Objetivo da tarefa: Segundo o trecho do documento, em que reunião as duas autoras estavam novamente juntas quando o "assunto" emergiu?

Trecho do documento:
====

É muda a derrota nos seus olhos, os seus braços permanecem imóveis. Que silêncio agradável.
A não ser por um ruído agudo, penetrante, que perturba sobretudo pela manhã, mas pode-se abafá-lo facilmente
com o sussurro relaxante das folhas do jornal.
Antes que se amontoem as ruínas sobre eles já estarão sepultadas sob o suplemento de variedades, a xícara de café pela metade, a batida de porta em nossa casa,
Encontro
Não era uma questão. De repente, virou uma questão!
É isso para nós duas: de repente, uma experiência nascida da ressonância mútua dessas palavras. Só por um instante. Na frase seguinte, o link se desfaz. Sincronicamente às piscadas dos olhos, as almas se fecham por um segundo [antissemitismo. antissemitismo. antissemitismo]. Mas, quando se abrem novamente - os olhos e as almas - nos vemos: ainda estamos aqui…
Data de nascimento da “questão”: 9/10/20234
É difícil… É muito complexo… Complexo? Como assim!?
Eu falo do traumático porque meus pais não falavam… Eu sabia, mas nunca se falou… Minha mãe conta… A gente não tinha raízes…
- Você se sente traída?, pergunta o analista. - Não… Sinto como quando se chega ao final de uma estrada e não há mais como seguir.
a língua, como desempenho de toda linguagem, não é nem reacionária, nem progressista; ela é simplesmente: fascista; pois o fascismo não é impedir de dizer, é obrigar a dizer. … Infelizmente, a linguagem humana é sem exterior: é um lugar fechado. (Barthes, 2013/1980, p. 7, grifo das autoras)
As manifestações imediatas de amigos e companheiros de esquerda,
me emudeceu. Os cadáveres ainda não tinham sequer esfriado e
a insensibilidade em relação à infâmia ocorrida era exibida nas redes sociais…
Você condena o Hamas? (Morgan, 2024).
Aprisionadas na linguagem, como aponta Roland Barthes (1915- -1980), com tudo que nela é parasitado pelo poder e na qual ele se inscreve, atravessando a língua e a história inteira, de um e todos, com o passar dos dias testemunhamos o aumento da pesada artilharia usada na batalha campal pela hegemonia do discurso.
Na primeira reunião da Diretoria da Associação dos Membros Filiados (amf), após a ação armada do Hamas e o início da violentíssima ofensiva israelense, nós duas estávamos novamente reunidas. O “assunto” emergiu. Os demais colegas emudeceram.
Mas eis que não pudemos atirar… Falamos aqui de algo sentido mesmo como uma impossibilidade: entre nós, estávamos interditadas em nossos desejos de poder e destrutividade. O que nos barrava? E por que, já naquele instante, fomos tomadas por um sentimento ainda sem nome que parecia compensar um pouco da angústia que se espraiava até então?
Ali decidimos que queríamos entender: a perspectiva de cada uma sobre o conflito Israel-Palestina, os caminhos pelos quais fomos atravessadas por essa questão e o que operava para que, mesmo com ideias tão distintas, nos sentíssemos menos inseguras na companhia uma da outra.
Era uma vez…
As filosofias que tomaram a esperança exclusivamente como uma paixão e apontaram que, embora refletir sobre possibilidades criasse condições para que ela surgisse, seu caráter seria essencialmente involuntário. Daí os ideários religiosos imporem a esperança como exercício de “fé cega”, que, simultaneamente, antecede a emergência do sujeito, no dogma, e procede sua existência, na promessa da satisfação plena no pós-morte.

====

Dados fornecidos:
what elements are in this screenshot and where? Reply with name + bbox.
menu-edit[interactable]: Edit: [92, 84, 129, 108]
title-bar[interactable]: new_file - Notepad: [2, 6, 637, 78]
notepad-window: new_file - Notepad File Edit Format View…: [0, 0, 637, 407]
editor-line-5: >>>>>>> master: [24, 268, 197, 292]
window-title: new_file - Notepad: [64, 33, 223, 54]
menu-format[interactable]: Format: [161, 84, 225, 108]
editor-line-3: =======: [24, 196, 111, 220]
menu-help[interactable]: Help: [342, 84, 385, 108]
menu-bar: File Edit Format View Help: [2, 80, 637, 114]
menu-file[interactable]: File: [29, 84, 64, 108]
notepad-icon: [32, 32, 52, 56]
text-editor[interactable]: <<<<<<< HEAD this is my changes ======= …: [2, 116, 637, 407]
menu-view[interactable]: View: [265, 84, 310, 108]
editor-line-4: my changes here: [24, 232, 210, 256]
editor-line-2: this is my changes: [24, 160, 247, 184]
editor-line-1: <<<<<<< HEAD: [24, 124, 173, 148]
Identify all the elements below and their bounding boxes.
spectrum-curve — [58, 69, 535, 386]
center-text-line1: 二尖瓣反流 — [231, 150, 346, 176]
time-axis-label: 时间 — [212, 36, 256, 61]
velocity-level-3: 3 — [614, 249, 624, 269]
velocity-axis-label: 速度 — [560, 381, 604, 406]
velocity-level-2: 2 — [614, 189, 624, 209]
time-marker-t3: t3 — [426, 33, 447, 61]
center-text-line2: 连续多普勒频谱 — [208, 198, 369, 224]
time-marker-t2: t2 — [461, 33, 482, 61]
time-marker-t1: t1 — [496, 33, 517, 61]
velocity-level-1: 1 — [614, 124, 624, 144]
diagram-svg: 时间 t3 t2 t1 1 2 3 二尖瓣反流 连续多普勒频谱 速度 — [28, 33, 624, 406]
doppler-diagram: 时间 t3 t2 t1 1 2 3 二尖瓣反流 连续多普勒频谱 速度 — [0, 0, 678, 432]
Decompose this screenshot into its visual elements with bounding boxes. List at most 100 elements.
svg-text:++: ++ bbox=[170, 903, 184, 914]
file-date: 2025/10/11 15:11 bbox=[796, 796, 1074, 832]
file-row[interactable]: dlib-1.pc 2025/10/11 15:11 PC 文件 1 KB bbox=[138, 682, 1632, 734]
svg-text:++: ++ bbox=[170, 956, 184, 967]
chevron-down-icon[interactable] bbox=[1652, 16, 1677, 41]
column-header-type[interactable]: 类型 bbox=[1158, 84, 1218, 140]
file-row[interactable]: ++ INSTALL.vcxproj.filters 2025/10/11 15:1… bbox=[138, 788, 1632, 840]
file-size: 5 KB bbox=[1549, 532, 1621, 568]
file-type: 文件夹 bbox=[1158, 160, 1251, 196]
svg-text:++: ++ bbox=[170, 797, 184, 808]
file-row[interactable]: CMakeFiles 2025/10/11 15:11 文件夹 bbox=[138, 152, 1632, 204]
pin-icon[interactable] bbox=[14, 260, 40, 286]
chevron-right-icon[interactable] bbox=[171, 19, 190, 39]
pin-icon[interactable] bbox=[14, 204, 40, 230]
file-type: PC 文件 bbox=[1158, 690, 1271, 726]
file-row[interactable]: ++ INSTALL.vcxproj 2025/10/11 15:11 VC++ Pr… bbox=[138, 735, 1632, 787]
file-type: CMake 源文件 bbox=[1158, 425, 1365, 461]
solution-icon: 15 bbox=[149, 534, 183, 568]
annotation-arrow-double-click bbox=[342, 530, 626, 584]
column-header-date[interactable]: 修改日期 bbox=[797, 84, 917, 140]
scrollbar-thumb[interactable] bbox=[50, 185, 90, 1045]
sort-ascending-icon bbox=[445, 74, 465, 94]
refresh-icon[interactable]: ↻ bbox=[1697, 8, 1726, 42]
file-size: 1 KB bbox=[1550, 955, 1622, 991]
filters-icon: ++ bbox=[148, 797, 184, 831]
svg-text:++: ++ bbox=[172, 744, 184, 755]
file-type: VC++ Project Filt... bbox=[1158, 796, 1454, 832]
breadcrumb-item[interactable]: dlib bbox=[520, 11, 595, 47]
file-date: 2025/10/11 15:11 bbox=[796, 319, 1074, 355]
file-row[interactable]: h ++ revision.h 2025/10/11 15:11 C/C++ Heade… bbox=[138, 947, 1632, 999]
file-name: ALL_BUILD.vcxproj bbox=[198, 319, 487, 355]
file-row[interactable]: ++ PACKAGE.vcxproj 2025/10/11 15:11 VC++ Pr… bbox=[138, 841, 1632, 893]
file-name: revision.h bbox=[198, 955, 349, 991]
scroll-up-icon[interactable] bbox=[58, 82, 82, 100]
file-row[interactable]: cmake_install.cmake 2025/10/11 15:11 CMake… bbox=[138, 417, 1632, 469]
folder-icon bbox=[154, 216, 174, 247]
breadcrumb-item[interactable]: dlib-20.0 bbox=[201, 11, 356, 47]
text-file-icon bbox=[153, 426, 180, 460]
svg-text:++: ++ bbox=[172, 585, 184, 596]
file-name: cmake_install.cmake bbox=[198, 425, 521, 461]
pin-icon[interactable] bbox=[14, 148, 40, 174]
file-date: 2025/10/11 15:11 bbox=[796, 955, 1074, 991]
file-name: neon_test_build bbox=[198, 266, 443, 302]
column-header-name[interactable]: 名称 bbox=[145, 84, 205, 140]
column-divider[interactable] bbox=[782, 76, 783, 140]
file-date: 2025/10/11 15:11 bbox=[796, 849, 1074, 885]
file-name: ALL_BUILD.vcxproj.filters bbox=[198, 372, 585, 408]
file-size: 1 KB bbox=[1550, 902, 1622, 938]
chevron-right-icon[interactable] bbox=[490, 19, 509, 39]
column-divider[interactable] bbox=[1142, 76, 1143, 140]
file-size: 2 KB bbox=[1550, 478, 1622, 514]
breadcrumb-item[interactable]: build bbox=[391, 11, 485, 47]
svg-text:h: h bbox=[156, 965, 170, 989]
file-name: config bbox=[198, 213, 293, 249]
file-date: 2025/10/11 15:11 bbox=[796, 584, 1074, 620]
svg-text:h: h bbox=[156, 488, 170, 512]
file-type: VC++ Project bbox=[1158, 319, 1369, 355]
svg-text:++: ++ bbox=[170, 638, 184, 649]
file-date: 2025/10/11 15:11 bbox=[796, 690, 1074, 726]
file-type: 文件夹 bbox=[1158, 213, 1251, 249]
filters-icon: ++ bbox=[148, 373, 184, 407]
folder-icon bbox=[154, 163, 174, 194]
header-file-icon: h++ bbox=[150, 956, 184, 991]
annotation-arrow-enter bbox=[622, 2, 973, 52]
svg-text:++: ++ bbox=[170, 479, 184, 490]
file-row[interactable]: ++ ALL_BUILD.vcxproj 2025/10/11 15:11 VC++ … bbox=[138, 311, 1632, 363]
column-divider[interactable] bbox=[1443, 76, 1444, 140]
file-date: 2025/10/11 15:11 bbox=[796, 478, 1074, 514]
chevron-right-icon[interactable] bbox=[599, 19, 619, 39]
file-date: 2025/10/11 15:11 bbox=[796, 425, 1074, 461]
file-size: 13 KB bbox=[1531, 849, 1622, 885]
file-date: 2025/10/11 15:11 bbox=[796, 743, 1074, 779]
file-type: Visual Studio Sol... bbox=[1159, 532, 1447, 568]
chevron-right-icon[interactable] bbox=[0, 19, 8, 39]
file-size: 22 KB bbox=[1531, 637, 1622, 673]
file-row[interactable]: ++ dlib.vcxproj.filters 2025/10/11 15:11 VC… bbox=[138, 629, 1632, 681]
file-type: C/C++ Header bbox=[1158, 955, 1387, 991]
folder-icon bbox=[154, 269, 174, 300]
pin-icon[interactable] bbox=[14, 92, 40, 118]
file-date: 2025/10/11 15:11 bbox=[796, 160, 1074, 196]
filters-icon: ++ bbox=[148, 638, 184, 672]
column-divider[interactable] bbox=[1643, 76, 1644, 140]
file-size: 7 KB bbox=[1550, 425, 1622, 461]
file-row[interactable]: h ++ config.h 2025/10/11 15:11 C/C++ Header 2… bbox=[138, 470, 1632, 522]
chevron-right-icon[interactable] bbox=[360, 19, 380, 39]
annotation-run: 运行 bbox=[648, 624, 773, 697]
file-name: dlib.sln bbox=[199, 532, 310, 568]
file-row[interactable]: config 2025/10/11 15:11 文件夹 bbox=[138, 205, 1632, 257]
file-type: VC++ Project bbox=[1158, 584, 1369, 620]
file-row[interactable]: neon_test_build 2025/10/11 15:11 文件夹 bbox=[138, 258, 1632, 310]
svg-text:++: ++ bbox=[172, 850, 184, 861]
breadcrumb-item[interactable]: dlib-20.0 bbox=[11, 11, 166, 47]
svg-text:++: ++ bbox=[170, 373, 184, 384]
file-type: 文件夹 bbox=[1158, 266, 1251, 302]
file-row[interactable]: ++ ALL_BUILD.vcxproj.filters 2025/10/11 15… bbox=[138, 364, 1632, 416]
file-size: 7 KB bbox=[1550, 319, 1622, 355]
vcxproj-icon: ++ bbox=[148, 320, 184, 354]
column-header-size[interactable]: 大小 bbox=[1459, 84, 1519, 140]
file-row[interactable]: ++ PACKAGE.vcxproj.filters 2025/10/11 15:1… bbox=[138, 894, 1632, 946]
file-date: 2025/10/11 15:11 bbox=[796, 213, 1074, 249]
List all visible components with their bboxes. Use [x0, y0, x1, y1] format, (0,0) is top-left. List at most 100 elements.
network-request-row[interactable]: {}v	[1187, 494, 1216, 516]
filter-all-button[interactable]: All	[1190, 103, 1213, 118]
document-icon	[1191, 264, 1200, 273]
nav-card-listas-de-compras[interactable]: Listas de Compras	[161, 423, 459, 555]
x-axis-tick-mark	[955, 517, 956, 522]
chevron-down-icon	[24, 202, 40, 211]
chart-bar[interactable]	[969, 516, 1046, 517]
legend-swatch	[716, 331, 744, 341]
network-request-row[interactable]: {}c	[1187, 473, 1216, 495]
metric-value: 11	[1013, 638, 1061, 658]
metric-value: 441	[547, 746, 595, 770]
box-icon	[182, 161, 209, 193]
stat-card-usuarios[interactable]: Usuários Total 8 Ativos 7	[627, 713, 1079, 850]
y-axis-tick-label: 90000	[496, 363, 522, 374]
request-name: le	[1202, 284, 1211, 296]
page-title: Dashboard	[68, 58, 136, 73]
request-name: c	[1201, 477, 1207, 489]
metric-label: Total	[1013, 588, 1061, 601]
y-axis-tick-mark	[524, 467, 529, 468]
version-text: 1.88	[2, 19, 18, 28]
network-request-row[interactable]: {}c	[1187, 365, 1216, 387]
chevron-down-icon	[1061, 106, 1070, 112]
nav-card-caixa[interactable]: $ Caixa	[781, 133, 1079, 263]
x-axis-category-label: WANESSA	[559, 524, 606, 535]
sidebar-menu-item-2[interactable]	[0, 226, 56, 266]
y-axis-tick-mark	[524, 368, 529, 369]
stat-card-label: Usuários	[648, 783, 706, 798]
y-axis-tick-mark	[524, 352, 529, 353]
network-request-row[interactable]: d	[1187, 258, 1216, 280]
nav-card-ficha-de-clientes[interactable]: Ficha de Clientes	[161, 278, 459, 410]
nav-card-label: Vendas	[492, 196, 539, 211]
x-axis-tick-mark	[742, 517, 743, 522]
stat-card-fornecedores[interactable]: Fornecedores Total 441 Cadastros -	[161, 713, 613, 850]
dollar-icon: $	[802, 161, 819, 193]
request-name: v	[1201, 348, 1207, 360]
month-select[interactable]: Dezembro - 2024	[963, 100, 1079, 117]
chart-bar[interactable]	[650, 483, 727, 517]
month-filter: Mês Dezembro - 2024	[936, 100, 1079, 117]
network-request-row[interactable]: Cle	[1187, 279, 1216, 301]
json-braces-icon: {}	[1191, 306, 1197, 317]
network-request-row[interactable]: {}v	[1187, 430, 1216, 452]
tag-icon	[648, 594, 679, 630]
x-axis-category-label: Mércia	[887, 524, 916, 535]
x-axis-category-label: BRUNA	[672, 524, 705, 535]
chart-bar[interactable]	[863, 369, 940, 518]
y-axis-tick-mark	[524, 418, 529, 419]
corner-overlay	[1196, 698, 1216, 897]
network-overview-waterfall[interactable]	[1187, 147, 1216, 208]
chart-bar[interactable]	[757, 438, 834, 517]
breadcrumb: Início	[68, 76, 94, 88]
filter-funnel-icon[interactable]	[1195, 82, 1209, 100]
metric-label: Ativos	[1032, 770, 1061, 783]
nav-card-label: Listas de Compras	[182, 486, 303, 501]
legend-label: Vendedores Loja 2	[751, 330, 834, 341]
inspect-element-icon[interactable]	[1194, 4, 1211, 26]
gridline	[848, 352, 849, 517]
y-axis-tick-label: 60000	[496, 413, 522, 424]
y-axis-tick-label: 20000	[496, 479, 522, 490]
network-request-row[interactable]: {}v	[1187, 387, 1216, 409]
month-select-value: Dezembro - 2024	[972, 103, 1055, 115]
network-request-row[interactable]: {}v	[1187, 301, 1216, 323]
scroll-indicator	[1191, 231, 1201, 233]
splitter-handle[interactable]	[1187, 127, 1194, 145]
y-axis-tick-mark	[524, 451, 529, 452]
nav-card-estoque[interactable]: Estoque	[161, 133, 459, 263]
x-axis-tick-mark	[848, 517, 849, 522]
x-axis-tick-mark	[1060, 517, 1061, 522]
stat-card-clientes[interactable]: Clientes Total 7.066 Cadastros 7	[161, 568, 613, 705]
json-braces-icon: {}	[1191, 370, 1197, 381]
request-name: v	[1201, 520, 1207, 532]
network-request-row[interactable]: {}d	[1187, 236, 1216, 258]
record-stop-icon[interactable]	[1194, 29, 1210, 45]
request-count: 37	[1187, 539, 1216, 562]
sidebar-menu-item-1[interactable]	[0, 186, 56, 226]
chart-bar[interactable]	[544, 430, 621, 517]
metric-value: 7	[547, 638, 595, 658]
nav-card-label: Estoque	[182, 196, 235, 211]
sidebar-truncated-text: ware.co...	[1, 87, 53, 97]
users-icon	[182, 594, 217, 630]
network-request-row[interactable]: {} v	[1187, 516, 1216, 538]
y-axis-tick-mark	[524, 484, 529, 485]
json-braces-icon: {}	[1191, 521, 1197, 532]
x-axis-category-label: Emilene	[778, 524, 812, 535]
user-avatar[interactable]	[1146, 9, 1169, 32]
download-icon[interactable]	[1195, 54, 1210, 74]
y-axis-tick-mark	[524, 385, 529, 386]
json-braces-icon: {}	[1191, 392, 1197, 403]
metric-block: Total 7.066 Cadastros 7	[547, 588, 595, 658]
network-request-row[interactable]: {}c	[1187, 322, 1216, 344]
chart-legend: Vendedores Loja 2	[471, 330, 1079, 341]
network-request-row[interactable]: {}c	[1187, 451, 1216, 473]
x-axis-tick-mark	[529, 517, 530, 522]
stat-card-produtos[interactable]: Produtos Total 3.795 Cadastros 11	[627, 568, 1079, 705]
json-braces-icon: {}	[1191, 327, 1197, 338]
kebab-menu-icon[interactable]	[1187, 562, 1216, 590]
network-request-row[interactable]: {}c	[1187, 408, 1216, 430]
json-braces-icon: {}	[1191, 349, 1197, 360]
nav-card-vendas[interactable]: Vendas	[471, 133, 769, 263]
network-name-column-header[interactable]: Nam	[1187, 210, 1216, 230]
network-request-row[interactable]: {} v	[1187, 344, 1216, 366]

====

Resposta do exercício: Na primeira reunião da Diretoria da Associação dos Membros Filiados (amf), após a ação armada do Hamas e o início da violentíssima ofensiva israelense.